> **YOUR INSTRUCTIONS**:
Quote every entry word for word.

──────────────────────────────

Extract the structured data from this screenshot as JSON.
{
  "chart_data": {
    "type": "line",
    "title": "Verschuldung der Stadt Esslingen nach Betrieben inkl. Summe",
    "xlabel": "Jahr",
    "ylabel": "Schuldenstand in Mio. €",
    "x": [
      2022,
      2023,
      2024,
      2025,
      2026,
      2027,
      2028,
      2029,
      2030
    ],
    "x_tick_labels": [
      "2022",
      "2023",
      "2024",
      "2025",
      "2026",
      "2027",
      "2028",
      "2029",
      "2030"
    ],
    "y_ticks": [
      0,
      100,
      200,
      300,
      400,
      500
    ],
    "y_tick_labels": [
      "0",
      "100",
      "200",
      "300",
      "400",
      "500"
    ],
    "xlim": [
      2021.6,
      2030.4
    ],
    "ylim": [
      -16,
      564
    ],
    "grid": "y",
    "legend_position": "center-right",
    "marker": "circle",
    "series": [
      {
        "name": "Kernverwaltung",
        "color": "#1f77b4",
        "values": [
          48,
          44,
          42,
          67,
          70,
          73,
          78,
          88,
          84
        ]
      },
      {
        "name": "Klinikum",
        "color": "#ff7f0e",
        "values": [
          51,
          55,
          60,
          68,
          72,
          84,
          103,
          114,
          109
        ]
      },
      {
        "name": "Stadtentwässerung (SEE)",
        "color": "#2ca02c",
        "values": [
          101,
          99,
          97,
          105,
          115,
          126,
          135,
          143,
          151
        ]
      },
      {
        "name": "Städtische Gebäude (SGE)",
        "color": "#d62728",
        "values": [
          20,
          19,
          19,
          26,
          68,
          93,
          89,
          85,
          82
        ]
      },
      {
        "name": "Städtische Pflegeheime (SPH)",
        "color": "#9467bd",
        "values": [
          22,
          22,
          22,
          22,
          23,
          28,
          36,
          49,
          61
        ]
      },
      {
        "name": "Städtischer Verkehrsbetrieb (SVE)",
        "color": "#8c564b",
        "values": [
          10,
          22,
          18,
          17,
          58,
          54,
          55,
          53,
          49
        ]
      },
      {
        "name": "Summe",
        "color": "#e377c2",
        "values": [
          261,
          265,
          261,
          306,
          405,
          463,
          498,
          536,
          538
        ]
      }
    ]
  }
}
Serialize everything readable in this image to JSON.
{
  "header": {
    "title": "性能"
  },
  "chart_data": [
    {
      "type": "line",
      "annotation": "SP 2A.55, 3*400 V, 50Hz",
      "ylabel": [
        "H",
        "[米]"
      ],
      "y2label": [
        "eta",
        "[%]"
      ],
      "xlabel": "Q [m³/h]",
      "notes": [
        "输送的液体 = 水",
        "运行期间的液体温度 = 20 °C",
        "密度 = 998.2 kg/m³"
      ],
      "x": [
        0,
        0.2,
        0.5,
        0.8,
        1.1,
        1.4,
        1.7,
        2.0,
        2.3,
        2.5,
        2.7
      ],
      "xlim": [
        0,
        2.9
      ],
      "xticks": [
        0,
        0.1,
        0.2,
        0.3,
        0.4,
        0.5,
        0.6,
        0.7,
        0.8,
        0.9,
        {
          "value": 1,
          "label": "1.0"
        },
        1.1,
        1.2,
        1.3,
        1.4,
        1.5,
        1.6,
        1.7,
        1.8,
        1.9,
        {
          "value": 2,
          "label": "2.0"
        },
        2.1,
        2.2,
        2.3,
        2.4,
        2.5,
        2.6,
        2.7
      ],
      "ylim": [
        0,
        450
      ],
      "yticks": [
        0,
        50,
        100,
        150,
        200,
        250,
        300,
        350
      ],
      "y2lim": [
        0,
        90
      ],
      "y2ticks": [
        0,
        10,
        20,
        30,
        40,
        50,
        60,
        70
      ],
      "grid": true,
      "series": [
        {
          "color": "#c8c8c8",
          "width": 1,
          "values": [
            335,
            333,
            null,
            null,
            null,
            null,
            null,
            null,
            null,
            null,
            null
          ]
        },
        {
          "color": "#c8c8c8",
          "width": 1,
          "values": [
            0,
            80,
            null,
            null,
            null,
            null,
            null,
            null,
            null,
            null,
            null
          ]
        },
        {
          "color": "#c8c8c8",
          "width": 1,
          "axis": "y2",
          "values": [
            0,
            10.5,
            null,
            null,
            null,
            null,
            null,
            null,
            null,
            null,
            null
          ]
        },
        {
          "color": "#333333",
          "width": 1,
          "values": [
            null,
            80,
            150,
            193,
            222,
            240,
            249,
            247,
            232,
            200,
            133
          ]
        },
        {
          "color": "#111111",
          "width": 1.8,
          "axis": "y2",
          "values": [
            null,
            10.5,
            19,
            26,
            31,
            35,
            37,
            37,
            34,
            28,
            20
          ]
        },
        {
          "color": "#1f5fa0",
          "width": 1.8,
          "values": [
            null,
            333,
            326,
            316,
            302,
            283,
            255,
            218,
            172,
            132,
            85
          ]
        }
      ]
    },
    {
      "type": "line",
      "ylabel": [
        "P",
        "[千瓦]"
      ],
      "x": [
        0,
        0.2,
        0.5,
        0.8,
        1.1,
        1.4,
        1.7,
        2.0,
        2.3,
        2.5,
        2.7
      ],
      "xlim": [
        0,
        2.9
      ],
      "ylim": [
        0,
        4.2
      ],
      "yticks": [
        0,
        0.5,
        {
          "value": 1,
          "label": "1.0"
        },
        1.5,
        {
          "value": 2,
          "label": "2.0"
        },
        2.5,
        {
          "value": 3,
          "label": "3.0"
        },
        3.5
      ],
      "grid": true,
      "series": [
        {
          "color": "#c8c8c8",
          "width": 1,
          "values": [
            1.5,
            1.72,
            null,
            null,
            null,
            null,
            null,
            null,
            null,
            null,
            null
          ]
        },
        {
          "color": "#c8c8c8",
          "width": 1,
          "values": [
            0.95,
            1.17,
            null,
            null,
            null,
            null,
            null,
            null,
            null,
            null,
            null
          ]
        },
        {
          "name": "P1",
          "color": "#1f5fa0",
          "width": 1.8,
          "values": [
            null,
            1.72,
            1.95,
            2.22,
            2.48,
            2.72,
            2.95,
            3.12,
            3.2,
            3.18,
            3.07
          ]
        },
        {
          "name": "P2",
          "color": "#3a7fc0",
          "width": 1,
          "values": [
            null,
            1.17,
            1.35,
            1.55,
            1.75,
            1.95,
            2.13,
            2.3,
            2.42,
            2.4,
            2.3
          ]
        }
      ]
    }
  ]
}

──────────────────────────────

> **REPLY TO THE TASK**:
Extract the structured data from this screenshot as JSON.
{
  "chart_data": {
    "type": "line",
    "title": "Verschuldung der Stadt Esslingen nach Betrieben inkl. Summe",
    "xlabel": "Jahr",
    "ylabel": "Schuldenstand in Mio. €",
    "x": [
      2022,
      2023,
      2024,
      2025,
      2026,
      2027,
      2028,
      2029,
      2030
    ],
    "x_tick_labels": [
      "2022",
      "2023",
      "2024",
      "2025",
      "2026",
      "2027",
      "2028",
      "2029",
      "2030"
    ],
    "y_ticks": [
      0,
      100,
      200,
      300,
      400,
      500
    ],
    "y_tick_labels": [
      "0",
      "100",
      "200",
      "300",
      "400",
      "500"
    ],
    "xlim": [
      2021.6,
      2030.4
    ],
    "ylim": [
      -16,
      564
    ],
    "grid": "y",
    "legend_position": "center-right",
    "marker": "circle",
    "series": [
      {
        "name": "Kernverwaltung",
        "color": "#1f77b4",
        "values": [
          48,
          44,
          42,
          67,
          70,
          73,
          78,
          88,
          84
        ]
      },
      {
        "name": "Klinikum",
        "color": "#ff7f0e",
        "values": [
          51,
          55,
          60,
          68,
          72,
          84,
          103,
          114,
          109
        ]
      },
      {
        "name": "Stadtentwässerung (SEE)",
        "color": "#2ca02c",
        "values": [
          101,
          99,
          97,
          105,
          115,
          126,
          135,
          143,
          151
        ]
      },
      {
        "name": "Städtische Gebäude (SGE)",
        "color": "#d62728",
        "values": [
          20,
          19,
          19,
          26,
          68,
          93,
          89,
          85,
          82
        ]
      },
      {
        "name": "Städtische Pflegeheime (SPH)",
        "color": "#9467bd",
        "values": [
          22,
          22,
          22,
          22,
          23,
          28,
          36,
          49,
          61
        ]
      },
      {
        "name": "Städtischer Verkehrsbetrieb (SVE)",
        "color": "#8c564b",
        "values": [
          10,
          22,
          18,
          17,
          58,
          54,
          55,
          53,
          49
        ]
      },
      {
        "name": "Summe",
        "color": "#e377c2",
        "values": [
          261,
          265,
          261,
          306,
          405,
          463,
          498,
          536,
          538
        ]
      }
    ]
  }
}
Serialize everything readable in this image to JSON.
{
  "header": {
    "title": "性能"
  },
  "chart_data": [
    {
      "type": "line",
      "annotation": "SP 2A.55, 3*400 V, 50Hz",
      "ylabel": [
        "H",
        "[米]"
      ],
      "y2label": [
        "eta",
        "[%]"
      ],
      "xlabel": "Q [m³/h]",
      "notes": [
        "输送的液体 = 水",
        "运行期间的液体温度 = 20 °C",
        "密度 = 998.2 kg/m³"
      ],
      "x": [
        0,
        0.2,
        0.5,
        0.8,
        1.1,
        1.4,
        1.7,
        2.0,
        2.3,
        2.5,
        2.7
      ],
      "xlim": [
        0,
        2.9
      ],
      "xticks": [
        0,
        0.1,
        0.2,
        0.3,
        0.4,
        0.5,
        0.6,
        0.7,
        0.8,
        0.9,
        {
          "value": 1,
          "label": "1.0"
        },
        1.1,
        1.2,
        1.3,
        1.4,
        1.5,
        1.6,
        1.7,
        1.8,
        1.9,
        {
          "value": 2,
          "label": "2.0"
        },
        2.1,
        2.2,
        2.3,
        2.4,
        2.5,
        2.6,
        2.7
      ],
      "ylim": [
        0,
        450
      ],
      "yticks": [
        0,
        50,
        100,
        150,
        200,
        250,
        300,
        350
      ],
      "y2lim": [
        0,
        90
      ],
      "y2ticks": [
        0,
        10,
        20,
        30,
        40,
        50,
        60,
        70
      ],
      "grid": true,
      "series": [
        {
          "color": "#c8c8c8",
          "width": 1,
          "values": [
            335,
            333,
            null,
            null,
            null,
            null,
            null,
            null,
            null,
            null,
            null
          ]
        },
        {
          "color": "#c8c8c8",
          "width": 1,
          "values": [
            0,
            80,
            null,
            null,
            null,
            null,
            null,
            null,
            null,
            null,
            null
          ]
        },
        {
          "color": "#c8c8c8",
          "width": 1,
          "axis": "y2",
          "values": [
            0,
            10.5,
            null,
            null,
            null,
            null,
            null,
            null,
            null,
            null,
            null
          ]
        },
        {
          "color": "#333333",
          "width": 1,
          "values": [
            null,
            80,
            150,
            193,
            222,
            240,
            249,
            247,
            232,
            200,
            133
          ]
        },
        {
          "color": "#111111",
          "width": 1.8,
          "axis": "y2",
          "values": [
            null,
            10.5,
            19,
            26,
            31,
            35,
            37,
            37,
            34,
            28,
            20
          ]
        },
        {
          "color": "#1f5fa0",
          "width": 1.8,
          "values": [
            null,
            333,
            326,
            316,
            302,
            283,
            255,
            218,
            172,
            132,
            85
          ]
        }
      ]
    },
    {
      "type": "line",
      "ylabel": [
        "P",
        "[千瓦]"
      ],
      "x": [
        0,
        0.2,
        0.5,
        0.8,
        1.1,
        1.4,
        1.7,
        2.0,
        2.3,
        2.5,
        2.7
      ],
      "xlim": [
        0,
        2.9
      ],
      "ylim": [
        0,
        4.2
      ],
      "yticks": [
        0,
        0.5,
        {
          "value": 1,
          "label": "1.0"
        },
        1.5,
        {
          "value": 2,
          "label": "2.0"
        },
        2.5,
        {
          "value": 3,
          "label": "3.0"
        },
        3.5
      ],
      "grid": true,
      "series": [
        {
          "color": "#c8c8c8",
          "width": 1,
          "values": [
            1.5,
            1.72,
            null,
            null,
            null,
            null,
            null,
            null,
            null,
            null,
            null
          ]
        },
        {
          "color": "#c8c8c8",
          "width": 1,
          "values": [
            0.95,
            1.17,
            null,
            null,
            null,
            null,
            null,
            null,
            null,
            null,
            null
          ]
        },
        {
          "name": "P1",
          "color": "#1f5fa0",
          "width": 1.8,
          "values": [
            null,
            1.72,
            1.95,
            2.22,
            2.48,
            2.72,
            2.95,
            3.12,
            3.2,
            3.18,
            3.07
          ]
        },
        {
          "name": "P2",
          "color": "#3a7fc0",
          "width": 1,
          "values": [
            null,
            1.17,
            1.35,
            1.55,
            1.75,
            1.95,
            2.13,
            2.3,
            2.42,
            2.4,
            2.3
          ]
        }
      ]
    }
  ]
}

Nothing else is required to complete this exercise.